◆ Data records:
########################################
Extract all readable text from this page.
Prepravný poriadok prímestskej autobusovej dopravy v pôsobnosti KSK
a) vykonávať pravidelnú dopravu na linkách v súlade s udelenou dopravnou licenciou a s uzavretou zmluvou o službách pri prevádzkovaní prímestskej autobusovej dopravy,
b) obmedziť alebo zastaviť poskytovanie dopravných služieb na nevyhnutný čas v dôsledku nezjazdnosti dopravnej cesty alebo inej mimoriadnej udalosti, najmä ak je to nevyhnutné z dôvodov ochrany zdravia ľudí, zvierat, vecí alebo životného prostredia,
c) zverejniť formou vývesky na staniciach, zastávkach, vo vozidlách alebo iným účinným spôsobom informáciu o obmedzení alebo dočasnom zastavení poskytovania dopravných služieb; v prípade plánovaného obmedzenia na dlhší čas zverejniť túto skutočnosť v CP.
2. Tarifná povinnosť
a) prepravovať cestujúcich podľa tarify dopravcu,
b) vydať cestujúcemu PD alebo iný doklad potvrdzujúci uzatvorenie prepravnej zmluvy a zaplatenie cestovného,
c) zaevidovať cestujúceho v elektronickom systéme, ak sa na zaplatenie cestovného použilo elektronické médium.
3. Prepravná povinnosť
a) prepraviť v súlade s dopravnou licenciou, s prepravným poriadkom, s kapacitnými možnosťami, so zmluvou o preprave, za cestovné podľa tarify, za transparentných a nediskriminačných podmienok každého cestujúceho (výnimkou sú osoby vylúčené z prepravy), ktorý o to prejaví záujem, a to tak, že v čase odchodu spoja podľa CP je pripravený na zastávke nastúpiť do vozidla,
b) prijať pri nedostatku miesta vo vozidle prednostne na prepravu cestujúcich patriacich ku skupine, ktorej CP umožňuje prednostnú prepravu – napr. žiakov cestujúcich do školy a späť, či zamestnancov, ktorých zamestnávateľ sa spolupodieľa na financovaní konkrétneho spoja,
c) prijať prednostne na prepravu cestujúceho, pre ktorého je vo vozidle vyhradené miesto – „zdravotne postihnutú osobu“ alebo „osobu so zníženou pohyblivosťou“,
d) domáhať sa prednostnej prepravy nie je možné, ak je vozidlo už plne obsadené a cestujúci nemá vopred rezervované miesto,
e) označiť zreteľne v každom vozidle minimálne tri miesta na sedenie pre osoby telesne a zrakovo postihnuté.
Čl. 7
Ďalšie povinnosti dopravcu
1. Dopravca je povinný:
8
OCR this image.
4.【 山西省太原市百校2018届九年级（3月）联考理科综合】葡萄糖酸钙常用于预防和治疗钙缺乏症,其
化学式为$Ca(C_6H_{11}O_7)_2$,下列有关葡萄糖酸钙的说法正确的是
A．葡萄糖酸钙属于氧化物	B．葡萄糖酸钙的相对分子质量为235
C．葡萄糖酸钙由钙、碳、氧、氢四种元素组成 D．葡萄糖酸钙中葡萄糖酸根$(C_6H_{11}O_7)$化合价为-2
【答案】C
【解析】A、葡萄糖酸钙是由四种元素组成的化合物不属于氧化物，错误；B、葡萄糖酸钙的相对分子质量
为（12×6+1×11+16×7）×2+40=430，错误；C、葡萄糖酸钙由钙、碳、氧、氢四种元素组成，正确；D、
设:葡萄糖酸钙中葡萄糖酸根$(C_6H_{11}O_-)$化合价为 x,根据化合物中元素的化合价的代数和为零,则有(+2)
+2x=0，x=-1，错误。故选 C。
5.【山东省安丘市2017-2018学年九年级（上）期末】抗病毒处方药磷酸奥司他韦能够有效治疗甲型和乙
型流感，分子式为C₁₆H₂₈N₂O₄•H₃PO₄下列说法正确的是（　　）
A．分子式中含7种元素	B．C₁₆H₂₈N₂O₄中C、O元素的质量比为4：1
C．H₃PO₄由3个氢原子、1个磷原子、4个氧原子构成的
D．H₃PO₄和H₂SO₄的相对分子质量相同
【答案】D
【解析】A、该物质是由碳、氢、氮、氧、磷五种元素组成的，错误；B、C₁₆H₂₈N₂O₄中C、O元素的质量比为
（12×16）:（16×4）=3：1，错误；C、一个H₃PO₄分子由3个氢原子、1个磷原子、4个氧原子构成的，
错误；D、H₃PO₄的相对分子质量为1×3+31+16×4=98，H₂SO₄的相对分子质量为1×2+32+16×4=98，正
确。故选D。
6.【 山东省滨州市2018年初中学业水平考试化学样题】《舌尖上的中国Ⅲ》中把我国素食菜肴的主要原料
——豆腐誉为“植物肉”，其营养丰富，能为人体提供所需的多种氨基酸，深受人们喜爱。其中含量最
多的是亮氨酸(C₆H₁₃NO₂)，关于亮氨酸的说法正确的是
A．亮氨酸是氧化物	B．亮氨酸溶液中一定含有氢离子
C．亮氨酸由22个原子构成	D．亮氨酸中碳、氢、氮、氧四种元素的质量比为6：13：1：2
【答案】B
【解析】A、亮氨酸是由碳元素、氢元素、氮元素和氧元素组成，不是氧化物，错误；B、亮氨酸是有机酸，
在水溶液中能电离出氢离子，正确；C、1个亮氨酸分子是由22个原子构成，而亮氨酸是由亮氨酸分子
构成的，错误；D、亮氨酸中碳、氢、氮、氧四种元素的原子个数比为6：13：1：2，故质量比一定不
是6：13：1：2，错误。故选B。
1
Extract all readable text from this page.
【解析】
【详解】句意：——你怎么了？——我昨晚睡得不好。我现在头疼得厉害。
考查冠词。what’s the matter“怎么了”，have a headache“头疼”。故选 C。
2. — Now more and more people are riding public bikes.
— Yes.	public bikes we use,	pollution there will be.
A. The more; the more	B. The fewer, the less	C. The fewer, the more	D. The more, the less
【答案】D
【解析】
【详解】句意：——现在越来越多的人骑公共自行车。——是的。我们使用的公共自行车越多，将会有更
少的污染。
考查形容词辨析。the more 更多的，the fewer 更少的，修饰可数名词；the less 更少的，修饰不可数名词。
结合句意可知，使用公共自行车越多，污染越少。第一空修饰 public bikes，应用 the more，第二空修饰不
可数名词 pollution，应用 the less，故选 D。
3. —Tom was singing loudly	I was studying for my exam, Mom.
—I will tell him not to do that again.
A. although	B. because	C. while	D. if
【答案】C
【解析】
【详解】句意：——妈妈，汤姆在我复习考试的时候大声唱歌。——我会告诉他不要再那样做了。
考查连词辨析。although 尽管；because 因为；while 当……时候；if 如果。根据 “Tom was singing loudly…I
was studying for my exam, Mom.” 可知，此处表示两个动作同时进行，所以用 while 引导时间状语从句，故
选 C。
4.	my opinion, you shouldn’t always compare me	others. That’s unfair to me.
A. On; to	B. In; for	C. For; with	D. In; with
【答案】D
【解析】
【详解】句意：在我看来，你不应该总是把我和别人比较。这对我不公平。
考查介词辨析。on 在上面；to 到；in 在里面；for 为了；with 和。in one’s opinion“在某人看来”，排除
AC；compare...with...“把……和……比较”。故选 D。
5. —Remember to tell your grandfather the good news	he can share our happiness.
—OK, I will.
########################################
◆ Task directions: Quote all of the entries exactly as they appear.

◆ Final result:
Extract all readable text from this page.
Prepravný poriadok prímestskej autobusovej dopravy v pôsobnosti KSK
a) vykonávať pravidelnú dopravu na linkách v súlade s udelenou dopravnou licenciou a s uzavretou zmluvou o službách pri prevádzkovaní prímestskej autobusovej dopravy,
b) obmedziť alebo zastaviť poskytovanie dopravných služieb na nevyhnutný čas v dôsledku nezjazdnosti dopravnej cesty alebo inej mimoriadnej udalosti, najmä ak je to nevyhnutné z dôvodov ochrany zdravia ľudí, zvierat, vecí alebo životného prostredia,
c) zverejniť formou vývesky na staniciach, zastávkach, vo vozidlách alebo iným účinným spôsobom informáciu o obmedzení alebo dočasnom zastavení poskytovania dopravných služieb; v prípade plánovaného obmedzenia na dlhší čas zverejniť túto skutočnosť v CP.
2. Tarifná povinnosť
a) prepravovať cestujúcich podľa tarify dopravcu,
b) vydať cestujúcemu PD alebo iný doklad potvrdzujúci uzatvorenie prepravnej zmluvy a zaplatenie cestovného,
c) zaevidovať cestujúceho v elektronickom systéme, ak sa na zaplatenie cestovného použilo elektronické médium.
3. Prepravná povinnosť
a) prepraviť v súlade s dopravnou licenciou, s prepravným poriadkom, s kapacitnými možnosťami, so zmluvou o preprave, za cestovné podľa tarify, za transparentných a nediskriminačných podmienok každého cestujúceho (výnimkou sú osoby vylúčené z prepravy), ktorý o to prejaví záujem, a to tak, že v čase odchodu spoja podľa CP je pripravený na zastávke nastúpiť do vozidla,
b) prijať pri nedostatku miesta vo vozidle prednostne na prepravu cestujúcich patriacich ku skupine, ktorej CP umožňuje prednostnú prepravu – napr. žiakov cestujúcich do školy a späť, či zamestnancov, ktorých zamestnávateľ sa spolupodieľa na financovaní konkrétneho spoja,
c) prijať prednostne na prepravu cestujúceho, pre ktorého je vo vozidle vyhradené miesto – „zdravotne postihnutú osobu“ alebo „osobu so zníženou pohyblivosťou“,
d) domáhať sa prednostnej prepravy nie je možné, ak je vozidlo už plne obsadené a cestujúci nemá vopred rezervované miesto,
e) označiť zreteľne v každom vozidle minimálne tri miesta na sedenie pre osoby telesne a zrakovo postihnuté.
Čl. 7
Ďalšie povinnosti dopravcu
1. Dopravca je povinný:
8
OCR this image.
4.【 山西省太原市百校2018届九年级（3月）联考理科综合】葡萄糖酸钙常用于预防和治疗钙缺乏症,其
化学式为$Ca(C_6H_{11}O_7)_2$,下列有关葡萄糖酸钙的说法正确的是
A．葡萄糖酸钙属于氧化物	B．葡萄糖酸钙的相对分子质量为235
C．葡萄糖酸钙由钙、碳、氧、氢四种元素组成 D．葡萄糖酸钙中葡萄糖酸根$(C_6H_{11}O_7)$化合价为-2
【答案】C
【解析】A、葡萄糖酸钙是由四种元素组成的化合物不属于氧化物，错误；B、葡萄糖酸钙的相对分子质量
为（12×6+1×11+16×7）×2+40=430，错误；C、葡萄糖酸钙由钙、碳、氧、氢四种元素组成，正确；D、
设:葡萄糖酸钙中葡萄糖酸根$(C_6H_{11}O_-)$化合价为 x,根据化合物中元素的化合价的代数和为零,则有(+2)
+2x=0，x=-1，错误。故选 C。
5.【山东省安丘市2017-2018学年九年级（上）期末】抗病毒处方药磷酸奥司他韦能够有效治疗甲型和乙
型流感，分子式为C₁₆H₂₈N₂O₄•H₃PO₄下列说法正确的是（　　）
A．分子式中含7种元素	B．C₁₆H₂₈N₂O₄中C、O元素的质量比为4：1
C．H₃PO₄由3个氢原子、1个磷原子、4个氧原子构成的
D．H₃PO₄和H₂SO₄的相对分子质量相同
【答案】D
【解析】A、该物质是由碳、氢、氮、氧、磷五种元素组成的，错误；B、C₁₆H₂₈N₂O₄中C、O元素的质量比为
（12×16）:（16×4）=3：1，错误；C、一个H₃PO₄分子由3个氢原子、1个磷原子、4个氧原子构成的，
错误；D、H₃PO₄的相对分子质量为1×3+31+16×4=98，H₂SO₄的相对分子质量为1×2+32+16×4=98，正
确。故选D。
6.【 山东省滨州市2018年初中学业水平考试化学样题】《舌尖上的中国Ⅲ》中把我国素食菜肴的主要原料
——豆腐誉为“植物肉”，其营养丰富，能为人体提供所需的多种氨基酸，深受人们喜爱。其中含量最
多的是亮氨酸(C₆H₁₃NO₂)，关于亮氨酸的说法正确的是
A．亮氨酸是氧化物	B．亮氨酸溶液中一定含有氢离子
C．亮氨酸由22个原子构成	D．亮氨酸中碳、氢、氮、氧四种元素的质量比为6：13：1：2
【答案】B
【解析】A、亮氨酸是由碳元素、氢元素、氮元素和氧元素组成，不是氧化物，错误；B、亮氨酸是有机酸，
在水溶液中能电离出氢离子，正确；C、1个亮氨酸分子是由22个原子构成，而亮氨酸是由亮氨酸分子
构成的，错误；D、亮氨酸中碳、氢、氮、氧四种元素的原子个数比为6：13：1：2，故质量比一定不
是6：13：1：2，错误。故选B。
1
Extract all readable text from this page.
【解析】
【详解】句意：——你怎么了？——我昨晚睡得不好。我现在头疼得厉害。
考查冠词。what’s the matter“怎么了”，have a headache“头疼”。故选 C。
2. — Now more and more people are riding public bikes.
— Yes.	public bikes we use,	pollution there will be.
A. The more; the more	B. The fewer, the less	C. The fewer, the more	D. The more, the less
【答案】D
【解析】
【详解】句意：——现在越来越多的人骑公共自行车。——是的。我们使用的公共自行车越多，将会有更
少的污染。
考查形容词辨析。the more 更多的，the fewer 更少的，修饰可数名词；the less 更少的，修饰不可数名词。
结合句意可知，使用公共自行车越多，污染越少。第一空修饰 public bikes，应用 the more，第二空修饰不
可数名词 pollution，应用 the less，故选 D。
3. —Tom was singing loudly	I was studying for my exam, Mom.
—I will tell him not to do that again.
A. although	B. because	C. while	D. if
【答案】C
【解析】
【详解】句意：——妈妈，汤姆在我复习考试的时候大声唱歌。——我会告诉他不要再那样做了。
考查连词辨析。although 尽管；because 因为；while 当……时候；if 如果。根据 “Tom was singing loudly…I
was studying for my exam, Mom.” 可知，此处表示两个动作同时进行，所以用 while 引导时间状语从句，故
选 C。
4.	my opinion, you shouldn’t always compare me	others. That’s unfair to me.
A. On; to	B. In; for	C. For; with	D. In; with
【答案】D
【解析】
【详解】句意：在我看来，你不应该总是把我和别人比较。这对我不公平。
考查介词辨析。on 在上面；to 到；in 在里面；for 为了；with 和。in one’s opinion“在某人看来”，排除
AC；compare...with...“把……和……比较”。故选 D。
5. —Remember to tell your grandfather the good news	he can share our happiness.
—OK, I will.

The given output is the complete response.